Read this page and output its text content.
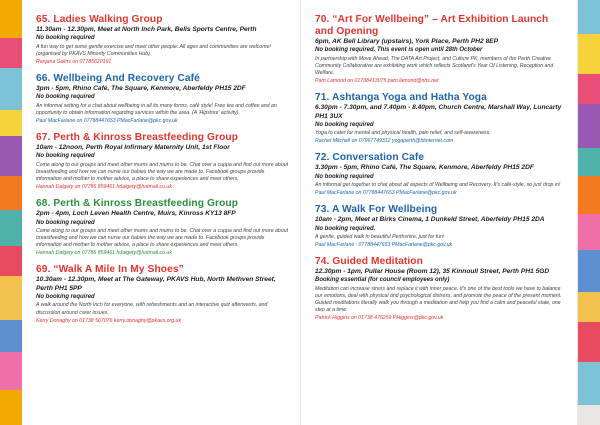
65. Ladies Walking Group
11.30am - 12.30pm, Meet at North Inch Park, Bells Sports Centre, Perth
No booking required
A fun way to get some gentle exercise and meet other people. All ages and communities are welcome! (organised by PKAVS Minority Communities Hub).
Ranjana Salins on 07785620191
66. Wellbeing And Recovery Café
3pm - 5pm, Rhino Café, The Square, Kenmore, Aberfeldy PH15 2DF
No booking required
An informal setting for a chat about wellbeing in all its many forms, café style! Free tea and coffee and an opportunity to obtain information regarding services within the area. (A 'Hipshire' activity).
Paul MacFarlane on 07788447653 PMacFarlane@pkc.gov.uk
67. Perth & Kinross Breastfeeding Group
10am - 12noon, Perth Royal Infirmary Maternity Unit, 1st Floor
No booking required
Come along to our groups and meet other mums and mums to be. Chat over a cuppa and find out more about breastfeeding and how we can nurse our babies the way we are made to. Facebook groups provide information and mother to mother advice, a place to share experiences and meet others.
Hannah Dalgety on 07786 859461 hdalgety@hotmail.co.uk
68. Perth & Kinross Breastfeeding Group
2pm - 4pm, Loch Leven Health Centre, Muirs, Kinross KY13 8FP
No booking required
Come along to our groups and meet other mums and mums to be. Chat over a cuppa and find out more about breastfeeding and how we can nurse our babies the way we are made to. Facebook groups provide information and mother to mother advice, a place to share experiences and meet others.
Hannah Dalgety on 07786 859461 hdalgety@hotmail.co.uk
69. “Walk A Mile In My Shoes”
10.30am - 12.30pm, Meet at The Gateway, PKAVS Hub, North Methven Street, Perth PH1 5PP
No booking required
A walk around the North Inch for everyone, with refreshments and an interactive quiz afterwards, and discussion around carer issues.
Kerry Donaghy on 01738 567076 kerry.donaghy@pkavs.org.uk
70. “Art For Wellbeing” – Art Exhibition Launch and Opening
6pm, AK Bell Library (upstairs), York Place, Perth PH2 8EP
No booking required. This event is open until 28th October
In partnership with Move Ahead, The DATA Art Project, and Culture PK, members of the Perth Creative Community Collaborative are exhibiting work which reflects Scotland's Year Of Listening, Reception and Welfare.
Pam Lamond on 01738413075 pam.lamond@nhs.net
71. Ashtanga Yoga and Hatha Yoga
6.30pm - 7.30pm, and 7.40pm - 8.40pm, Church Centre, Marshall Way, Luncarty PH1 3UX
No booking required
Yoga to cater for mental and physical health, pain relief, and self-awareness.
Rachel Mitchell on 07967749312 yogaperth@btinternet.com
72. Conversation Cafe
3.30pm - 5pm, Rhino Café, The Square, Kenmore, Aberfeldy PH15 2DF
No booking required
An informal get together to chat about all aspects of Wellbeing and Recovery. It's café-style, so just drop in!
Paul MacFarlane on 07788447653 PMacFarlane@pkc.gov.uk
73. A Walk For Wellbeing
10am - 2pm, Meet at Birks Cinema, 1 Dunkeld Street, Aberfeldy PH15 2DA
No booking required.
A gentle, guided walk in beautiful Perthshire, just for fun!
Paul MacFarlane : 07788447653 PMacFarlane@pkc.gov.uk
74. Guided Meditation
12.30pm - 1pm, Pullar House (Room 12), 35 Kinnoull Street, Perth PH1 5GD
Booking essential (for council employees only)
Meditation can increase stress and replace it with inner peace. It's one of the best tools we have to balance our emotions, deal with physical and psychological distress, and promote the peace of the present moment. Guided meditations literally walk you through a meditation and help you find a calm and peaceful state, one step at a time.
Patrick Higgins on 01738 475259 PHiggins@pkc.gov.uk
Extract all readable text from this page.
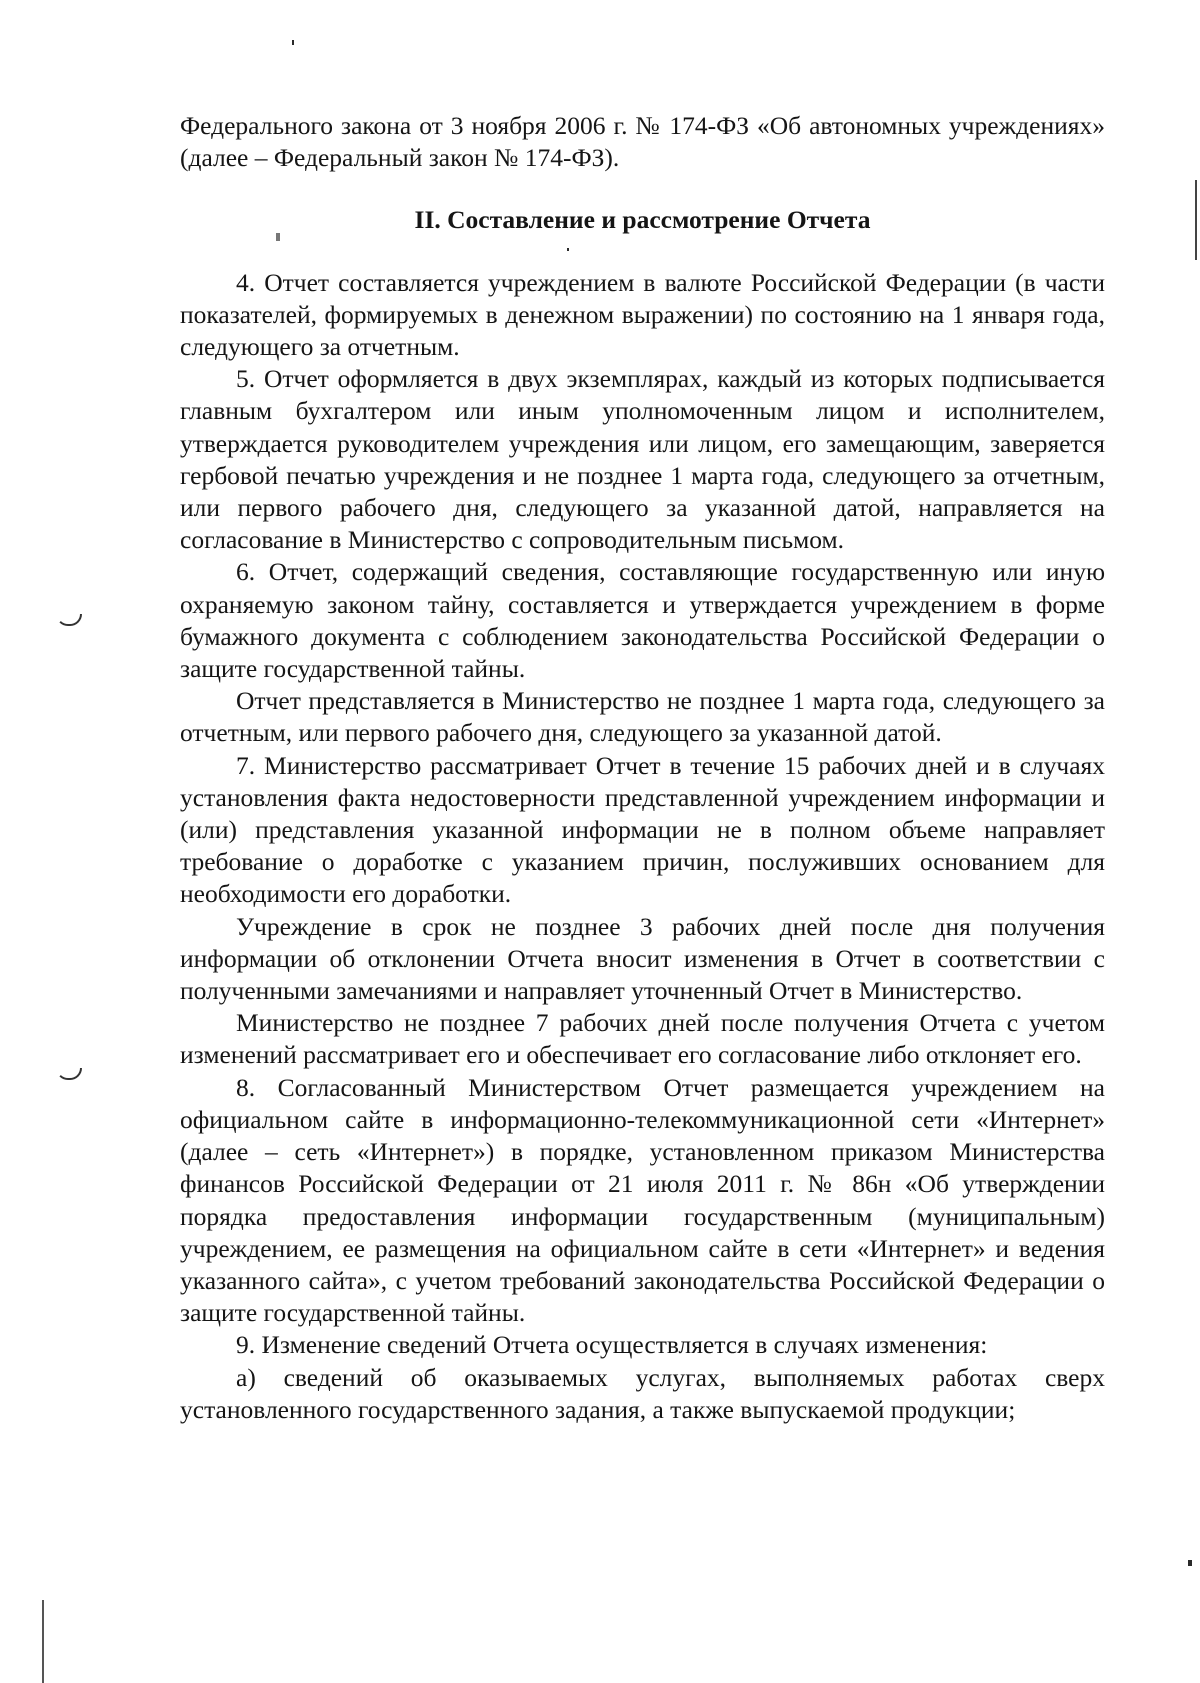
Федерального закона от 3 ноября 2006 г. № 174-ФЗ «Об автономных учреждениях» (далее – Федеральный закон № 174-ФЗ).

II. Составление и рассмотрение Отчета

4. Отчет составляется учреждением в валюте Российской Федерации (в части показателей, формируемых в денежном выражении) по состоянию на 1 января года, следующего за отчетным.

5. Отчет оформляется в двух экземплярах, каждый из которых подписывается главным бухгалтером или иным уполномоченным лицом и исполнителем, утверждается руководителем учреждения или лицом, его замещающим, заверяется гербовой печатью учреждения и не позднее 1 марта года, следующего за отчетным, или первого рабочего дня, следующего за указанной датой, направляется на согласование в Министерство с сопроводительным письмом.

6. Отчет, содержащий сведения, составляющие государственную или иную охраняемую законом тайну, составляется и утверждается учреждением в форме бумажного документа с соблюдением законодательства Российской Федерации о защите государственной тайны.

Отчет представляется в Министерство не позднее 1 марта года, следующего за отчетным, или первого рабочего дня, следующего за указанной датой.

7. Министерство рассматривает Отчет в течение 15 рабочих дней и в случаях установления факта недостоверности представленной учреждением информации и (или) представления указанной информации не в полном объеме направляет требование о доработке с указанием причин, послуживших основанием для необходимости его доработки.

Учреждение в срок не позднее 3 рабочих дней после дня получения информации об отклонении Отчета вносит изменения в Отчет в соответствии с полученными замечаниями и направляет уточненный Отчет в Министерство.

Министерство не позднее 7 рабочих дней после получения Отчета с учетом изменений рассматривает его и обеспечивает его согласование либо отклоняет его.

8. Согласованный Министерством Отчет размещается учреждением на официальном сайте в информационно-телекоммуникационной сети «Интернет» (далее – сеть «Интернет») в порядке, установленном приказом Министерства финансов Российской Федерации от 21 июля 2011 г. № 86н «Об утверждении порядка предоставления информации государственным (муниципальным) учреждением, ее размещения на официальном сайте в сети «Интернет» и ведения указанного сайта», с учетом требований законодательства Российской Федерации о защите государственной тайны.

9. Изменение сведений Отчета осуществляется в случаях изменения:

а) сведений об оказываемых услугах, выполняемых работах сверх установленного государственного задания, а также выпускаемой продукции;
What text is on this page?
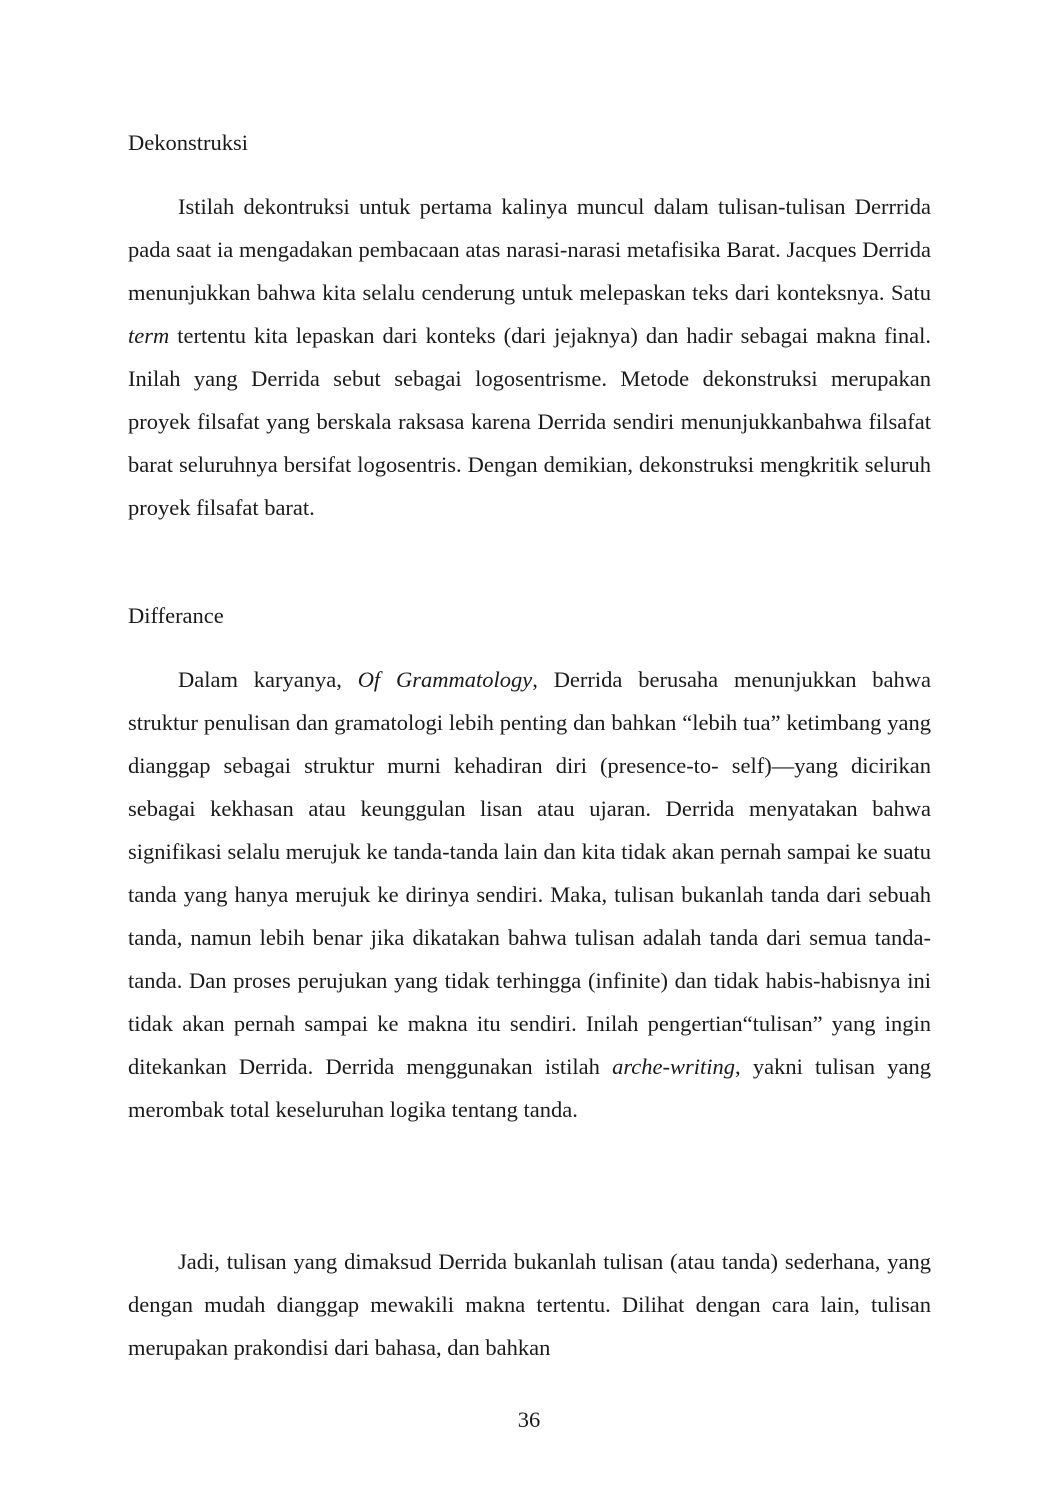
Dekonstruksi

Istilah dekontruksi untuk pertama kalinya muncul dalam tulisan-tulisan Derrrida pada saat ia mengadakan pembacaan atas narasi-narasi metafisika Barat. Jacques Derrida menunjukkan bahwa kita selalu cenderung untuk melepaskan teks dari konteksnya. Satu term tertentu kita lepaskan dari konteks (dari jejaknya) dan hadir sebagai makna final. Inilah yang Derrida sebut sebagai logosentrisme. Metode dekonstruksi merupakan proyek filsafat yang berskala raksasa karena Derrida sendiri menunjukkanbahwa filsafat barat seluruhnya bersifat logosentris. Dengan demikian, dekonstruksi mengkritik seluruh proyek filsafat barat.

Differance

Dalam karyanya, Of Grammatology, Derrida berusaha menunjukkan bahwa struktur penulisan dan gramatologi lebih penting dan bahkan “lebih tua” ketimbang yang dianggap sebagai struktur murni kehadiran diri (presence-to- self)—yang dicirikan sebagai kekhasan atau keunggulan lisan atau ujaran. Derrida menyatakan bahwa signifikasi selalu merujuk ke tanda-tanda lain dan kita tidak akan pernah sampai ke suatu tanda yang hanya merujuk ke dirinya sendiri. Maka, tulisan bukanlah tanda dari sebuah tanda, namun lebih benar jika dikatakan bahwa tulisan adalah tanda dari semua tanda-tanda. Dan proses perujukan yang tidak terhingga (infinite) dan tidak habis-habisnya ini tidak akan pernah sampai ke makna itu sendiri. Inilah pengertian“tulisan” yang ingin ditekankan Derrida. Derrida menggunakan istilah arche-writing, yakni tulisan yang merombak total keseluruhan logika tentang tanda.

Jadi, tulisan yang dimaksud Derrida bukanlah tulisan (atau tanda) sederhana, yang dengan mudah dianggap mewakili makna tertentu. Dilihat dengan cara lain, tulisan merupakan prakondisi dari bahasa, dan bahkan

36
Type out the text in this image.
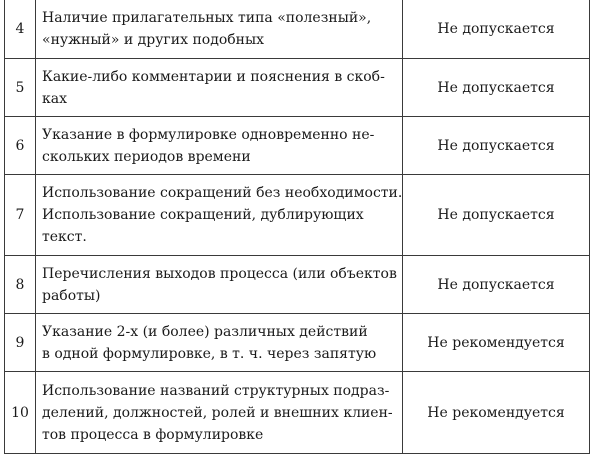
4	Наличие прилагательных типа «полезный»,
«нужный» и других подобных	Не допускается
5	Какие-либо комментарии и пояснения в скоб-
ках	Не допускается
6	Указание в формулировке одновременно не-
скольких периодов времени	Не допускается
7	Использование сокращений без необходимости.
Использование сокращений, дублирующих
текст.	Не допускается
8	Перечисления выходов процесса (или объектов
работы)	Не допускается
9	Указание 2-х (и более) различных действий
в одной формулировке, в т. ч. через запятую	Не рекомендуется
10	Использование названий структурных подраз-
делений, должностей, ролей и внешних клиен-
тов процесса в формулировке	Не рекомендуется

····················

▸ **SET PROBLEM**
Pick out and copy every line that contains the word "bahkan".

▸ **ANSWER FOR THE TASK**
Dalam karyanya, Of Grammatology, Derrida berusaha menunjukkan bahwa struktur penulisan dan gramatologi lebih penting dan bahkan “lebih tua” ketimbang yang dianggap sebagai struktur murni kehadiran diri (presence-to- self)—yang dicirikan sebagai kekhasan atau keunggulan lisan atau ujaran. Derrida menyatakan bahwa signifikasi selalu merujuk ke tanda-tanda lain dan kita tidak akan pernah sampai ke suatu tanda yang hanya merujuk ke dirinya sendiri. Maka, tulisan bukanlah tanda dari sebuah tanda, namun lebih benar jika dikatakan bahwa tulisan adalah tanda dari semua tanda-tanda. Dan proses perujukan yang tidak terhingga (infinite) dan tidak habis-habisnya ini tidak akan pernah sampai ke makna itu sendiri. Inilah pengertian“tulisan” yang ingin ditekankan Derrida. Derrida menggunakan istilah arche-writing, yakni tulisan yang merombak total keseluruhan logika tentang tanda.
Jadi, tulisan yang dimaksud Derrida bukanlah tulisan (atau tanda) sederhana, yang dengan mudah dianggap mewakili makna tertentu. Dilihat dengan cara lain, tulisan merupakan prakondisi dari bahasa, dan bahkan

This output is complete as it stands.